- [THE EXERCISE] Repeat the records below exactly.

start THE INPUT

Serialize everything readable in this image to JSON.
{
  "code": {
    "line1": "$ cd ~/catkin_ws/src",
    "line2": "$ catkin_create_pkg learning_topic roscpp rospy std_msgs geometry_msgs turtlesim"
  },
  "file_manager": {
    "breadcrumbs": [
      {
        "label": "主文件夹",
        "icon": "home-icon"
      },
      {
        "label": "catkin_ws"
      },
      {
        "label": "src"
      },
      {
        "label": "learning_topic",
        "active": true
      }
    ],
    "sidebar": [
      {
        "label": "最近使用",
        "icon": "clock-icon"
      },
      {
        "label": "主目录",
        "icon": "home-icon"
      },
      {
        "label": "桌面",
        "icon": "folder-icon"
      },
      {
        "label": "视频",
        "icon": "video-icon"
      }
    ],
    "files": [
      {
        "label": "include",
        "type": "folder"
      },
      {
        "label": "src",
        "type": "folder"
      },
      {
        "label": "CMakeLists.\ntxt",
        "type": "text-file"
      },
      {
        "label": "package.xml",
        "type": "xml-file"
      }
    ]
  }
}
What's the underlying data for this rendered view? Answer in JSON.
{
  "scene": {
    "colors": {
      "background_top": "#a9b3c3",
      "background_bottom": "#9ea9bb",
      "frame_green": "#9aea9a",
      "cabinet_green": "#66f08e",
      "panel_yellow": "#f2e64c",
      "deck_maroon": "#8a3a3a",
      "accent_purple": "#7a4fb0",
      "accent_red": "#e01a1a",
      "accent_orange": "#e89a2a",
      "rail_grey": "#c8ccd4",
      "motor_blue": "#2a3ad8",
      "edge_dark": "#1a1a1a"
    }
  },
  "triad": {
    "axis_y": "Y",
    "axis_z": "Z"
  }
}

end THE INPUT

- [THE RESPONSE]
Serialize everything readable in this image to JSON.
{
  "code": {
    "line1": "$ cd ~/catkin_ws/src",
    "line2": "$ catkin_create_pkg learning_topic roscpp rospy std_msgs geometry_msgs turtlesim"
  },
  "file_manager": {
    "breadcrumbs": [
      {
        "label": "主文件夹",
        "icon": "home-icon"
      },
      {
        "label": "catkin_ws"
      },
      {
        "label": "src"
      },
      {
        "label": "learning_topic",
        "active": true
      }
    ],
    "sidebar": [
      {
        "label": "最近使用",
        "icon": "clock-icon"
      },
      {
        "label": "主目录",
        "icon": "home-icon"
      },
      {
        "label": "桌面",
        "icon": "folder-icon"
      },
      {
        "label": "视频",
        "icon": "video-icon"
      }
    ],
    "files": [
      {
        "label": "include",
        "type": "folder"
      },
      {
        "label": "src",
        "type": "folder"
      },
      {
        "label": "CMakeLists.\ntxt",
        "type": "text-file"
      },
      {
        "label": "package.xml",
        "type": "xml-file"
      }
    ]
  }
}
What's the underlying data for this rendered view? Answer in JSON.
{
  "scene": {
    "colors": {
      "background_top": "#a9b3c3",
      "background_bottom": "#9ea9bb",
      "frame_green": "#9aea9a",
      "cabinet_green": "#66f08e",
      "panel_yellow": "#f2e64c",
      "deck_maroon": "#8a3a3a",
      "accent_purple": "#7a4fb0",
      "accent_red": "#e01a1a",
      "accent_orange": "#e89a2a",
      "rail_grey": "#c8ccd4",
      "motor_blue": "#2a3ad8",
      "edge_dark": "#1a1a1a"
    }
  },
  "triad": {
    "axis_y": "Y",
    "axis_z": "Z"
  }
}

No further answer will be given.